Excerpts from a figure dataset
+===+
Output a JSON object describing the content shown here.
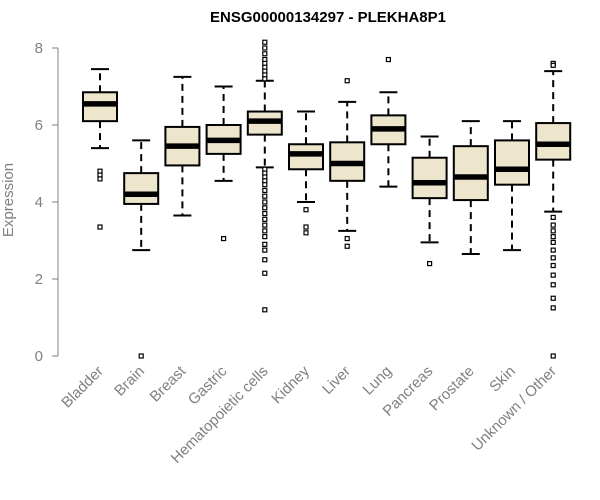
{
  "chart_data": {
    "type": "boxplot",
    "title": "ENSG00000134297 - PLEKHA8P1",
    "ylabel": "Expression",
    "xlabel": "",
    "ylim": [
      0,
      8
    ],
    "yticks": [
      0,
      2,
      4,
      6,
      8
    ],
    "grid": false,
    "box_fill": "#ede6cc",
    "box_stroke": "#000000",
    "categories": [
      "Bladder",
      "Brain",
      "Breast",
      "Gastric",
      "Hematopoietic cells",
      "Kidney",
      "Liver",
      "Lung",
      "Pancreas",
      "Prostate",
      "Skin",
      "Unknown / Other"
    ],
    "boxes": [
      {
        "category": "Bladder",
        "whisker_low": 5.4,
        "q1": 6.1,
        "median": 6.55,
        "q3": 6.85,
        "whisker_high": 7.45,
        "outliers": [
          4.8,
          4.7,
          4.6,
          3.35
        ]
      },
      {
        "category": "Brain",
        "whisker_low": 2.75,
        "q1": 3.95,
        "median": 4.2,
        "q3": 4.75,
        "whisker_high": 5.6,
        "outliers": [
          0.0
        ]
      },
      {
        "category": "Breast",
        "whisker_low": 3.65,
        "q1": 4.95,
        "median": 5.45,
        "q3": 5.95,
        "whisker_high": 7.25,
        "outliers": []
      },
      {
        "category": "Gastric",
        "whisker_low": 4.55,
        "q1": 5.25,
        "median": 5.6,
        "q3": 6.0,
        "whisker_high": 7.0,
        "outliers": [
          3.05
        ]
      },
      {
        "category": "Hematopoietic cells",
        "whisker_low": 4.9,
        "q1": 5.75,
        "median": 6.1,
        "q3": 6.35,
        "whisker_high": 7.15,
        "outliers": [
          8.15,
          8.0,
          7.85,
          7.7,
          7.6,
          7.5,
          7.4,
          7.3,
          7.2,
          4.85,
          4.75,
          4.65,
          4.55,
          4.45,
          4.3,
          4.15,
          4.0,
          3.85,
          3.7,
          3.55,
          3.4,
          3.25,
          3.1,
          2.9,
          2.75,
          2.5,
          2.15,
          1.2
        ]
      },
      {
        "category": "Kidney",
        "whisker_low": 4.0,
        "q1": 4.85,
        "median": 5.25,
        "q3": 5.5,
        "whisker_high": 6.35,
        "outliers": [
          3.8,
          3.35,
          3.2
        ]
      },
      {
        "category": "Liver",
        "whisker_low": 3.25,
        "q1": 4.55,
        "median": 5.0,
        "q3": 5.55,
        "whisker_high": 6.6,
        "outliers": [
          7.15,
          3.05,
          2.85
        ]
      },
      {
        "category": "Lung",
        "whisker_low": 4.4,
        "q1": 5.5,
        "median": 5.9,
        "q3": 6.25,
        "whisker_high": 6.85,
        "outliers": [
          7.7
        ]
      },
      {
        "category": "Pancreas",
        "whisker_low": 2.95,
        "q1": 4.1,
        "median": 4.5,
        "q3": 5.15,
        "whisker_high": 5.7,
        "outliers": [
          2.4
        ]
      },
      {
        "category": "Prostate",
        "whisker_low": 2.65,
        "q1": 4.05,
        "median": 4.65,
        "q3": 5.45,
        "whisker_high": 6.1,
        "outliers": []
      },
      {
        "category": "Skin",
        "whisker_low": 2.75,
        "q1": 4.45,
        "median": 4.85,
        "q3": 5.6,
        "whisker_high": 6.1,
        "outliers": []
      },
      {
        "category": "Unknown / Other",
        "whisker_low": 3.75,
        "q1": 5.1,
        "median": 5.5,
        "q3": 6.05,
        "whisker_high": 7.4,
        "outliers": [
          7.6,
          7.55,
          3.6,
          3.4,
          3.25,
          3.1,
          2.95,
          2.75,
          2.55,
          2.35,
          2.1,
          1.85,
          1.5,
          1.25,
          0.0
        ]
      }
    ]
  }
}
+===+
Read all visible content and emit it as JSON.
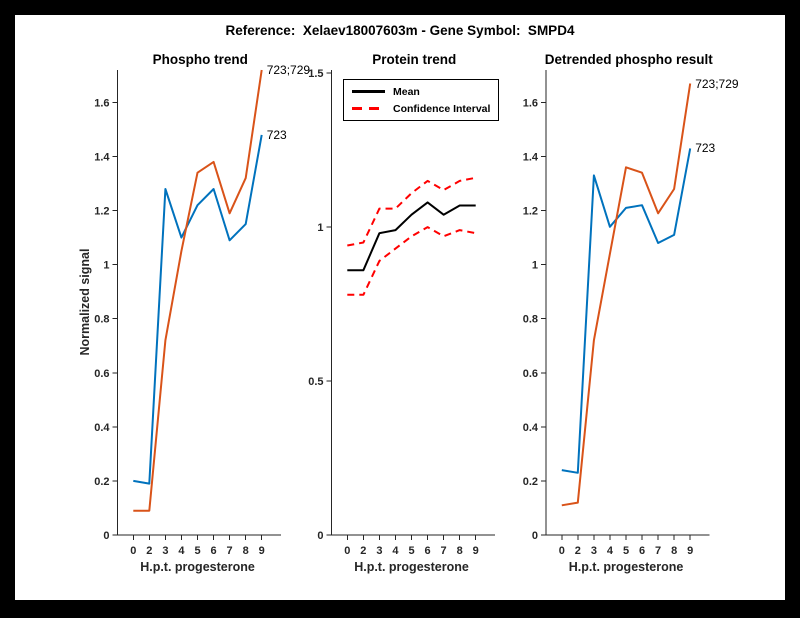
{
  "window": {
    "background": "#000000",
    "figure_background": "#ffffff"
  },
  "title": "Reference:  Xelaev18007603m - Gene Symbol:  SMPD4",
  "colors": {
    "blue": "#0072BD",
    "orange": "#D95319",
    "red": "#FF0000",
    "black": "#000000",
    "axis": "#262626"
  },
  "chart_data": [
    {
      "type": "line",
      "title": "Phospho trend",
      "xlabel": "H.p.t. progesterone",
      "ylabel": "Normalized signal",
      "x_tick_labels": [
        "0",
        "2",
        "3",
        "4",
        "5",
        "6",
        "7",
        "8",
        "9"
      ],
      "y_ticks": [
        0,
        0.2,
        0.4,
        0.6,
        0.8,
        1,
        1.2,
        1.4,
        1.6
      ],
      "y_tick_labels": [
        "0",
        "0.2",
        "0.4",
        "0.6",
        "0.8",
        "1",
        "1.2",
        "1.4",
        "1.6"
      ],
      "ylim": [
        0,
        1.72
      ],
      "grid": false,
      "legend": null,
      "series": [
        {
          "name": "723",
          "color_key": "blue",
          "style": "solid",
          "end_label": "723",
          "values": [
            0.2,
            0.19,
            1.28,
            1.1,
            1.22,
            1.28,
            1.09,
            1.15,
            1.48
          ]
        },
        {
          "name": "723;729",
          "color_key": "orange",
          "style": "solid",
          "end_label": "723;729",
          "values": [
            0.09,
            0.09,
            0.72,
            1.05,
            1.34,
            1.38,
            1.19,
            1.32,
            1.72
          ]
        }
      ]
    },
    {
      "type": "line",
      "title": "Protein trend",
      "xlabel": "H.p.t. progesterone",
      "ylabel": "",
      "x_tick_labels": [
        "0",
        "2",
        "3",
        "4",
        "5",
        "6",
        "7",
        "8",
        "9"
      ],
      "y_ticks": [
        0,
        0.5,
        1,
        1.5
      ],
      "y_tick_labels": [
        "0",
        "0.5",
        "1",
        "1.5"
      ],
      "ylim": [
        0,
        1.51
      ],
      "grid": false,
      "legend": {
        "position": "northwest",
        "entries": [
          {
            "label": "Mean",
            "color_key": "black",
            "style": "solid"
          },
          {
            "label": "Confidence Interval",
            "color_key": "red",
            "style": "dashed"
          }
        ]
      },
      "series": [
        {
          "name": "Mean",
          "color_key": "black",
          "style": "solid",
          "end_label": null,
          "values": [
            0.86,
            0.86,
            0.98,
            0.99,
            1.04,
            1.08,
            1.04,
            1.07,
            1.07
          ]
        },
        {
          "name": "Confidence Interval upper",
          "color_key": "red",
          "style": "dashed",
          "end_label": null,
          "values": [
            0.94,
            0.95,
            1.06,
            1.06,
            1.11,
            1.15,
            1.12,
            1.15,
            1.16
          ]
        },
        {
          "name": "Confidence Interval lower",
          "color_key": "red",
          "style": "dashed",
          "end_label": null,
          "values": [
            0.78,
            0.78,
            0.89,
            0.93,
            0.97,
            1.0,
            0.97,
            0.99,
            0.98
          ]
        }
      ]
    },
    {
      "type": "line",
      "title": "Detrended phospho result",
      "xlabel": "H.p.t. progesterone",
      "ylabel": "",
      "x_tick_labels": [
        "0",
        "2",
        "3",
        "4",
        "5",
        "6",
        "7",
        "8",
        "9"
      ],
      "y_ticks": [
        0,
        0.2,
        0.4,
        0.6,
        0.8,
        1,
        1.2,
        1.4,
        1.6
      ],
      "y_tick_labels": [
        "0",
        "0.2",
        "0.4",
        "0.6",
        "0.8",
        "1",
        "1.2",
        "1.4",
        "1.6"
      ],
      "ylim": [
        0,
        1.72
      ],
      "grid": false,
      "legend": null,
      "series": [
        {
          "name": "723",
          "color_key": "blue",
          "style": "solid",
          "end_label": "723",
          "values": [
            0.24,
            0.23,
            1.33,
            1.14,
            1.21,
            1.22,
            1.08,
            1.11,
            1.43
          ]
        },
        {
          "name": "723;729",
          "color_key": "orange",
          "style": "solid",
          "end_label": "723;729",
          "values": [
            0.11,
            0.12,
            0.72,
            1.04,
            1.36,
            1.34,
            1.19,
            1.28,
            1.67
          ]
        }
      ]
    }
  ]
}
+===+
• _Try it_
Only lines that hold the string "Unknown" belong in the answer, so copy every one of them from the records.

• _Answer box_
      "Unknown / Other"
        "category": "Unknown / Other",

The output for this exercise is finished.